── Data excerpts

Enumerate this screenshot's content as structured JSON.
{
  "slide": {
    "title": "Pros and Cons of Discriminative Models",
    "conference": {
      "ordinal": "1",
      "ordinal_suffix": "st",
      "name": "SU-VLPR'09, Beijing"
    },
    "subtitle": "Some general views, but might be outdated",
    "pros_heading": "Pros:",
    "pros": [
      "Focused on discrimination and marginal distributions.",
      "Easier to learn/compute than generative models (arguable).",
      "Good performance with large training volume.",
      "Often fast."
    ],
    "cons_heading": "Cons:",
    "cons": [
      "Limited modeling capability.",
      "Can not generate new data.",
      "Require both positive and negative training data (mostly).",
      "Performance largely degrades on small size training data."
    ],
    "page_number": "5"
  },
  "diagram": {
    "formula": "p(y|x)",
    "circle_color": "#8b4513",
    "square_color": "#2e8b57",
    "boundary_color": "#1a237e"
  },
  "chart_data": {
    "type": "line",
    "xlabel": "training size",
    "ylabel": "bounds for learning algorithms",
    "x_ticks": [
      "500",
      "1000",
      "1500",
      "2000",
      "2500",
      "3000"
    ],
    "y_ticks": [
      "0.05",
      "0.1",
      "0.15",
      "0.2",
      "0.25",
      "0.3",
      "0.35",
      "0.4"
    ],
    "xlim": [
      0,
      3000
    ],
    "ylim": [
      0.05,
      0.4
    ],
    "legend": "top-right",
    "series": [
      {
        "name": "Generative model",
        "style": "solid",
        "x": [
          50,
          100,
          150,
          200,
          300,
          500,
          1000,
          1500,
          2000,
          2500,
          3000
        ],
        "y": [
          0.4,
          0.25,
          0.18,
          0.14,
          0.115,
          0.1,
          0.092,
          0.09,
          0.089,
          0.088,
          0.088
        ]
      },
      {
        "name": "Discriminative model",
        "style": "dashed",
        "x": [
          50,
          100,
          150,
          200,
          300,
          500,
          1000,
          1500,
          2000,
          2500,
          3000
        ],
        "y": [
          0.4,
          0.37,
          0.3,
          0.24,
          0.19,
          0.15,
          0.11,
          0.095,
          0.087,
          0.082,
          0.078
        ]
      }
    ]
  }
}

────

Aim: Copy each line of the records above that carries the word "training".

Exercise result:
      "Good performance with large training volume.",
      "Require both positive and negative training data (mostly).",
      "Performance largely degrades on small size training data."
    "xlabel": "training size",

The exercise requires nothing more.